Given problem:
In the material below, find each line holding the string "range" and copy it.

____________

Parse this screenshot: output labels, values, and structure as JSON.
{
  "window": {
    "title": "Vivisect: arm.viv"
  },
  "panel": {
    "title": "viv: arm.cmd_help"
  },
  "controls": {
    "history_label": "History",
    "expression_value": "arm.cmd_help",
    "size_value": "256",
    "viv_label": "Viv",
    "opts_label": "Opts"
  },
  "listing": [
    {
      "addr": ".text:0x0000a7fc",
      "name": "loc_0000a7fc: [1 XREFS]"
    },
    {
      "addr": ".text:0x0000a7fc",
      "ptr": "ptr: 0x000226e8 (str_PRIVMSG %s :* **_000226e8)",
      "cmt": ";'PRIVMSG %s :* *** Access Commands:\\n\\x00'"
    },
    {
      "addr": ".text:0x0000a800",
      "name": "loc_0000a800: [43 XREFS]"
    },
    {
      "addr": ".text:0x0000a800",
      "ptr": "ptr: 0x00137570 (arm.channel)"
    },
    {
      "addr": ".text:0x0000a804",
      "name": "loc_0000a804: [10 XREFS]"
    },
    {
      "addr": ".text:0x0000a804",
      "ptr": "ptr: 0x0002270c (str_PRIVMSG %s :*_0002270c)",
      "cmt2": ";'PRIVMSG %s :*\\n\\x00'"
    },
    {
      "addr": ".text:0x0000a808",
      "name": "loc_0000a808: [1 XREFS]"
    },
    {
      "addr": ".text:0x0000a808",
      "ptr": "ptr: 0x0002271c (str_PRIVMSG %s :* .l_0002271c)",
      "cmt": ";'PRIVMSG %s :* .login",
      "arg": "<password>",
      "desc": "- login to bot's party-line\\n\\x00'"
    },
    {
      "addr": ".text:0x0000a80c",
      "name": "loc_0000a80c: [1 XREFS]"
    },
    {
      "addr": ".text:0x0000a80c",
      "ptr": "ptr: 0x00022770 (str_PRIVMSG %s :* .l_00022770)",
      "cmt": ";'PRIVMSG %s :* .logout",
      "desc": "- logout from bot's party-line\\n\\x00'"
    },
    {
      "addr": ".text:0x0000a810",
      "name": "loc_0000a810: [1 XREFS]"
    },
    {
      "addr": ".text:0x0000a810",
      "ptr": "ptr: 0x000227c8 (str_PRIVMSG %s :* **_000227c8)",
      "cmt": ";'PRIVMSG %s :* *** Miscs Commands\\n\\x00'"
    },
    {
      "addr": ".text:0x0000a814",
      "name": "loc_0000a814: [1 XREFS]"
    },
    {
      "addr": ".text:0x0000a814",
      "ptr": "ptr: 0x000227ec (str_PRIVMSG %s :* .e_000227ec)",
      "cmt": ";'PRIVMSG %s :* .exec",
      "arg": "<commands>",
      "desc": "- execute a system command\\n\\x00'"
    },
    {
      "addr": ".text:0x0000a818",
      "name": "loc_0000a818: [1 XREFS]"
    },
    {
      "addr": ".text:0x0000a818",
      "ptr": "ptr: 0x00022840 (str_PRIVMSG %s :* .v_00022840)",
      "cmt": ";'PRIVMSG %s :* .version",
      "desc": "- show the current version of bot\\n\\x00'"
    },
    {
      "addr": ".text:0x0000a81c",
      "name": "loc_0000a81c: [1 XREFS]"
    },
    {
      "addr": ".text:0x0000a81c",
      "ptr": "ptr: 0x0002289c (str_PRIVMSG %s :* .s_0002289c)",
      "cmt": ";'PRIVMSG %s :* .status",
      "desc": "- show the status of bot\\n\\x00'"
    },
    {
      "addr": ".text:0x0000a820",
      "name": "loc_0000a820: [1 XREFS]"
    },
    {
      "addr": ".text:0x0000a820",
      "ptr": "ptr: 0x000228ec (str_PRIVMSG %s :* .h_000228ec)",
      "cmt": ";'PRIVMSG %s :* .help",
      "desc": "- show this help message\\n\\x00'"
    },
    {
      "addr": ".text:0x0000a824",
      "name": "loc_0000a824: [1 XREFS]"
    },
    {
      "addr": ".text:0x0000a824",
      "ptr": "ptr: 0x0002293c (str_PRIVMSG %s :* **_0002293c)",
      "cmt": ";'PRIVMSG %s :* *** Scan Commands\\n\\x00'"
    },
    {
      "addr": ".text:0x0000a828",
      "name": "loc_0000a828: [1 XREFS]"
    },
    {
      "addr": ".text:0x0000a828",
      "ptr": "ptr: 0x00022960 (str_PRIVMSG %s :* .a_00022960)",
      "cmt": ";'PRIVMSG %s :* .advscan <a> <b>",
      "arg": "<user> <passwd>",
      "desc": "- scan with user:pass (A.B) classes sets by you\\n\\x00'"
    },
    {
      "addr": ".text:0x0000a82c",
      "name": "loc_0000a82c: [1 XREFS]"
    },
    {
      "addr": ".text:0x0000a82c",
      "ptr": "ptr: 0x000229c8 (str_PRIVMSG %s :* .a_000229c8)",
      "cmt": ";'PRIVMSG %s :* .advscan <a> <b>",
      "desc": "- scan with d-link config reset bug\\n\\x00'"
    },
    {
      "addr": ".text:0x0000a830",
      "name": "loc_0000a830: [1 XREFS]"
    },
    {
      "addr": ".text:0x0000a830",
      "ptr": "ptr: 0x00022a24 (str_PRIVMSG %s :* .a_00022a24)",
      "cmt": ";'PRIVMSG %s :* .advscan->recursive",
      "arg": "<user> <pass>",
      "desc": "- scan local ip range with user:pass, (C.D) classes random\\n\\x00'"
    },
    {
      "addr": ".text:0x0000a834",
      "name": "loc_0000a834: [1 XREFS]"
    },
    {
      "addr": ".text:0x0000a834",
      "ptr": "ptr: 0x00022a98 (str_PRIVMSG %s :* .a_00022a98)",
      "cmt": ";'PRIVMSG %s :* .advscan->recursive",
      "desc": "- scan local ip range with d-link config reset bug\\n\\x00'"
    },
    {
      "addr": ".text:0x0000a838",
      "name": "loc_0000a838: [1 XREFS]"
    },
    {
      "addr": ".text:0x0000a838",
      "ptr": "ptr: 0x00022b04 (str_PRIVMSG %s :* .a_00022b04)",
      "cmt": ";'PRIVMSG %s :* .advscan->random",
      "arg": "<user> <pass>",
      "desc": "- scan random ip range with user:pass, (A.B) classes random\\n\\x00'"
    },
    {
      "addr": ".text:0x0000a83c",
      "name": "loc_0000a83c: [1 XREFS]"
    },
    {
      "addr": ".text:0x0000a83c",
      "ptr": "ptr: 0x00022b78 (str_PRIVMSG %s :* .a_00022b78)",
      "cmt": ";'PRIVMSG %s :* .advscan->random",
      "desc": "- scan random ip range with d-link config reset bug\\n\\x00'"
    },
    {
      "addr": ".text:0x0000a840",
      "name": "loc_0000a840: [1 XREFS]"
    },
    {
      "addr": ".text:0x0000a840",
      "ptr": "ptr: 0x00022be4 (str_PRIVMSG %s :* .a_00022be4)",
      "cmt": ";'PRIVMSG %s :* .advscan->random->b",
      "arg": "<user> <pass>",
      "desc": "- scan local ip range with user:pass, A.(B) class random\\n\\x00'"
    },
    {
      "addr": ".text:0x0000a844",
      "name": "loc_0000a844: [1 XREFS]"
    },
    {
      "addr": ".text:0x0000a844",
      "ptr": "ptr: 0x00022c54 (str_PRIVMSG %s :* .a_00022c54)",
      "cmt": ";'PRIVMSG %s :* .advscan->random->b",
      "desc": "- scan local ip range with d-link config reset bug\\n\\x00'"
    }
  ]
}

____________

Correct output:
      "desc": "- scan local ip range with user:pass, (C.D) classes random\\n\\x00'"
      "desc": "- scan local ip range with d-link config reset bug\\n\\x00'"
      "desc": "- scan random ip range with user:pass, (A.B) classes random\\n\\x00'"
      "desc": "- scan random ip range with d-link config reset bug\\n\\x00'"
      "desc": "- scan local ip range with user:pass, A.(B) class random\\n\\x00'"
      "desc": "- scan local ip range with d-link config reset bug\\n\\x00'"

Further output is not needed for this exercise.